WHAT YOU NEED TO DO: Resume the passage below on Teleport Auth resource migrations, writing on from its final sentence about detecting Auth instances without a peering mechanism.

In addition to migrating keys as outlined above, when a migration converts a resource at the new key, the corresponding resource at the old key must also have its version appended with +downgraded. For example converting a resource at v1.1 to v2 via a migration should update the old resource to now have a version of v1.1+downgraded. This is an indication to older Auth servers that the resource is now read only.

Deferred Migrations

This was rejected due to challenges detecting when the right time to perform migrations is. Relying on presence information may be inaccurate and result in the migration starting prematurely. The Cloud only variant which relied on coordination between Tenant Operator and Auth would not scale without an authenticated control interface available for the two components to communicate over.

To prevent any migrations from impacting older versions of Teleport we can defer execution of migrations until all versions of Auth are running a version which understands the migration. Determining peer versions is not possible today, but could be done via monitoring Auth resources within Auth and waiting until all older versions disappear. Detection of old Auth servers may take some time and not be a reliable picture of the cluster if heartbeats are stale, or a new Auth server was only online long enough to heartbeat and then was terminated. Without an Auth peering mechanism detection of different Auth instances within a cluster may not be reliable.

RECORD LIST:
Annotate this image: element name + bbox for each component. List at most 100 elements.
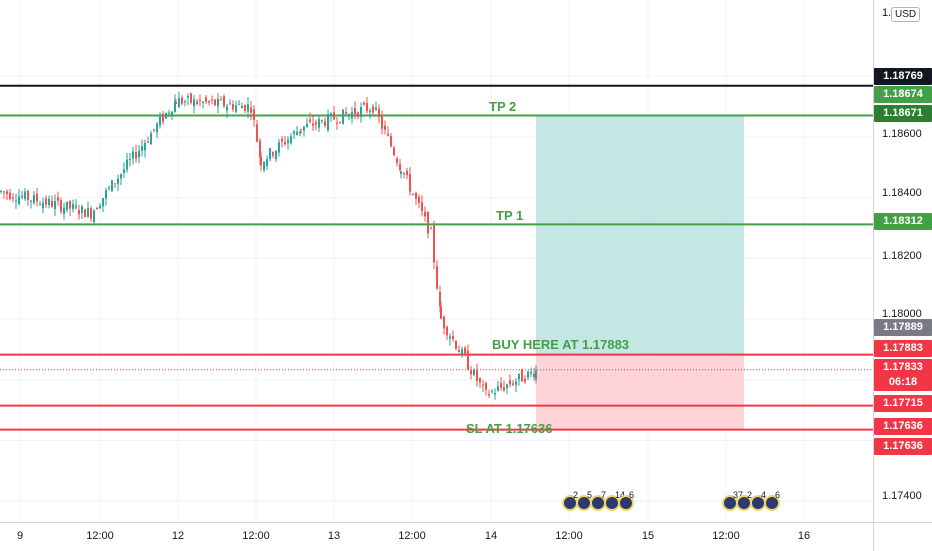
candle-body <box>78 210 80 215</box>
candle-body <box>491 391 493 393</box>
candle-body <box>497 386 499 391</box>
candle-body <box>399 164 401 170</box>
candle-body <box>500 383 502 388</box>
candle-body <box>24 191 26 199</box>
candle-body <box>452 336 454 340</box>
candle-body <box>467 350 469 370</box>
candle-body <box>336 122 338 124</box>
candle-body <box>126 159 128 170</box>
candle-body <box>120 174 122 179</box>
candle-body <box>303 126 305 131</box>
time-tick: 14 <box>484 530 498 542</box>
candle-body <box>479 378 481 383</box>
event-count: 5 <box>587 490 593 500</box>
price-tag-stop-loss-2: 1.17636 <box>874 438 932 455</box>
candle-body <box>269 148 271 159</box>
candle-body <box>247 104 249 112</box>
candle-body <box>96 208 98 210</box>
candle-body <box>436 265 438 289</box>
price-tag-tp2-high: 1.18674 <box>874 86 932 103</box>
candle-body <box>159 116 161 126</box>
price-tick: 1.18600 <box>882 128 922 140</box>
candle-body <box>51 201 53 207</box>
candle-body <box>440 306 442 319</box>
candle-body <box>363 102 365 105</box>
candle-body <box>427 211 429 234</box>
price-chart[interactable] <box>0 0 873 522</box>
candle-body <box>30 200 32 202</box>
candle-body <box>476 369 478 381</box>
candle-body <box>433 225 435 263</box>
candle-body <box>482 384 484 386</box>
candle-body <box>339 121 341 123</box>
candle-body <box>111 180 113 192</box>
time-tick: 16 <box>797 530 811 542</box>
chart-area[interactable]: TP 2 TP 1 BUY HERE AT 1.17883 SL AT 1.17… <box>0 0 873 522</box>
time-axis[interactable]: 9 12:00 12 12:00 13 12:00 14 12:00 15 12… <box>0 522 873 551</box>
candle-body <box>524 378 526 382</box>
candle-body <box>18 196 20 205</box>
price-tag-tp2: 1.18671 <box>874 105 932 122</box>
candle-body <box>45 198 47 205</box>
candle-body <box>102 198 104 207</box>
candle-body <box>75 205 77 208</box>
candle-body <box>409 173 411 192</box>
candle-body <box>42 202 44 209</box>
time-tick: 15 <box>641 530 655 542</box>
price-tag-entry: 1.17883 <box>874 340 932 357</box>
candle-body <box>293 131 295 134</box>
candle-body <box>535 370 537 380</box>
candle-body <box>223 96 225 107</box>
candle-body <box>132 151 134 159</box>
candle-body <box>415 193 417 199</box>
candle-body <box>147 141 149 143</box>
price-axis[interactable]: 1.1 1.18600 1.18400 1.18200 1.18000 1.17… <box>873 0 932 522</box>
candle-body <box>387 133 389 136</box>
candle-body <box>181 97 183 104</box>
candle-body <box>421 202 423 212</box>
candle-body <box>232 103 234 110</box>
price-tag-stop-loss: 1.17636 <box>874 418 932 435</box>
candle-body <box>321 120 323 122</box>
candle-body <box>208 101 210 103</box>
candle-body <box>156 123 158 133</box>
tp1-annotation: TP 1 <box>496 208 524 223</box>
candle-body <box>470 370 472 375</box>
event-count: 6 <box>775 490 781 500</box>
candle-body <box>229 103 231 105</box>
profit-zone <box>536 115 744 355</box>
candle-body <box>309 119 311 122</box>
candle-body <box>187 96 189 98</box>
time-tick: 13 <box>327 530 341 542</box>
candle-body <box>275 150 277 160</box>
candle-body <box>141 146 143 151</box>
candle-body <box>464 347 466 356</box>
candle-body <box>178 98 180 108</box>
candle-body <box>390 135 392 147</box>
candle-body <box>27 190 29 201</box>
event-flag-icon[interactable] <box>764 495 780 511</box>
price-tag-mid: 1.17715 <box>874 395 932 412</box>
candle-body <box>327 114 329 131</box>
candle-body <box>196 101 198 105</box>
price-tick: 1.18400 <box>882 187 922 199</box>
candle-body <box>345 111 347 114</box>
candle-body <box>117 178 119 185</box>
candle-body <box>81 206 83 213</box>
time-tick: 12:00 <box>712 530 740 542</box>
candle-body <box>357 112 359 117</box>
sl-annotation: SL AT 1.17636 <box>466 421 553 436</box>
price-tag-current: 1.17833 <box>874 359 932 376</box>
candle-body <box>165 112 167 119</box>
event-flag-icon[interactable] <box>618 495 634 511</box>
candle-body <box>449 336 451 339</box>
event-count: 2 <box>747 490 753 500</box>
candle-body <box>135 151 137 159</box>
loss-zone <box>536 354 744 430</box>
candle-body <box>244 104 246 112</box>
candle-body <box>72 204 74 210</box>
candle-body <box>378 108 380 118</box>
candle-body <box>175 102 177 104</box>
currency-badge[interactable]: USD <box>891 7 921 22</box>
candle-body <box>439 292 441 307</box>
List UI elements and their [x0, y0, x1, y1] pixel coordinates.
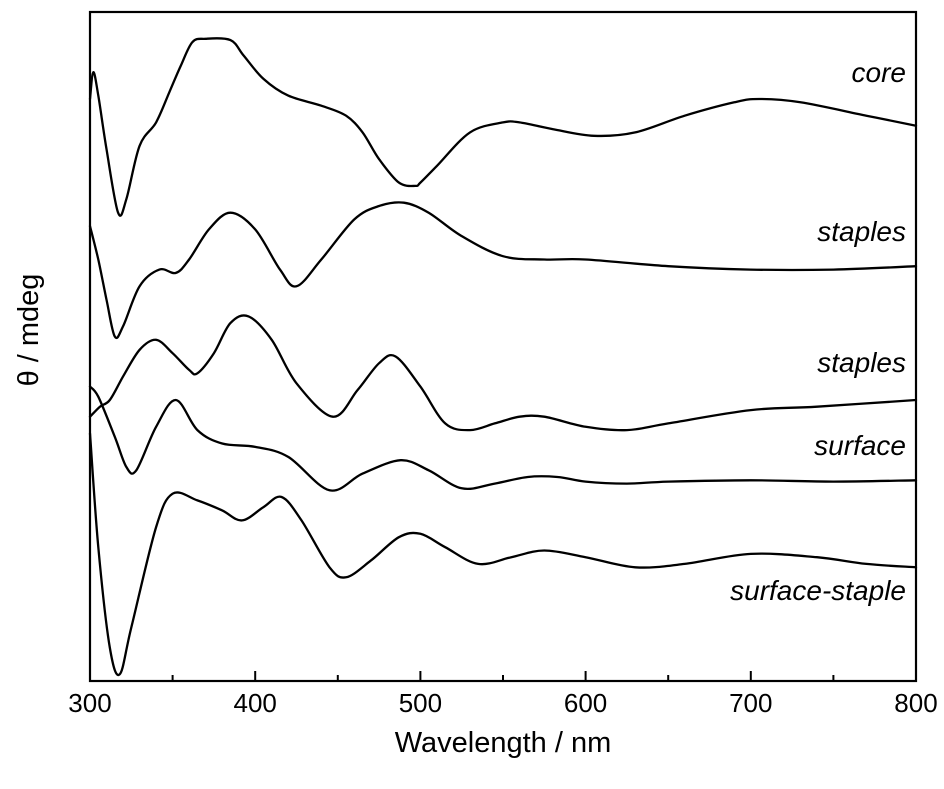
x-tick-label: 600	[564, 688, 607, 718]
series-label-surface-staple: surface-staple	[730, 575, 906, 606]
x-axis-ticks	[89, 671, 917, 681]
series-line-staples-2	[88, 314, 918, 432]
series-labels: core staples staples surface surface-staple	[730, 57, 906, 606]
x-tick-label: 400	[234, 688, 277, 718]
x-tick-label: 700	[729, 688, 772, 718]
series-label-surface: surface	[814, 430, 906, 461]
x-tick-label: 800	[894, 688, 937, 718]
series-label-staples-1: staples	[817, 216, 906, 247]
y-axis-title: θ / mdeg	[13, 274, 45, 387]
series-line-surface-staple	[88, 432, 918, 677]
x-axis-tick-labels: 300 400 500 600 700 800	[68, 688, 937, 718]
series-label-core: core	[852, 57, 906, 88]
series-label-staples-2: staples	[817, 347, 906, 378]
x-tick-label: 300	[68, 688, 111, 718]
x-tick-label: 500	[399, 688, 442, 718]
series-line-staples-1	[88, 201, 918, 340]
series-curves	[88, 37, 918, 677]
x-axis-title: Wavelength / nm	[395, 727, 612, 759]
series-line-core	[88, 37, 918, 217]
series-line-surface	[88, 385, 918, 492]
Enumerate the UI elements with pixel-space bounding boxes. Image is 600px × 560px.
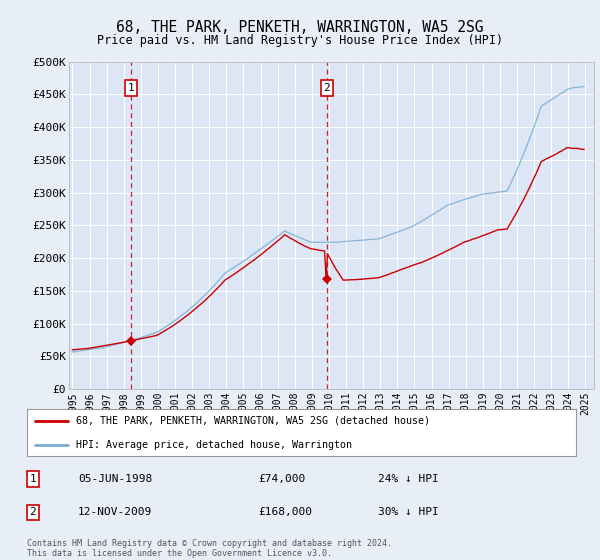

RESPONSE TO THIS EXERCISE:
We could pursue a Cloud only variant of this strategy which relies on the Tenant Operator to signal to Auth when all older versions of Auth have been terminated. However, there is currently no control interface that allows Tenant Operator to communicate with Teleport Auth or Proxy. We could use signals, however, it would have to be a custom real-time signal since Teleport already consumes all of the standard signals for other purposes. To avoid putting pressure on kubernetes we should avoid anything that requires "kube exec" as this won't scale well.

This strategy also does not prevent application logic from having to be aware of both the old and new resources since there is no guarantee that the migrations will be executed immediately. Any new features which rely on the new resource will either temporarily not function or need a compatibility mode to prevent the new application logic from kicking in until the migration has completed.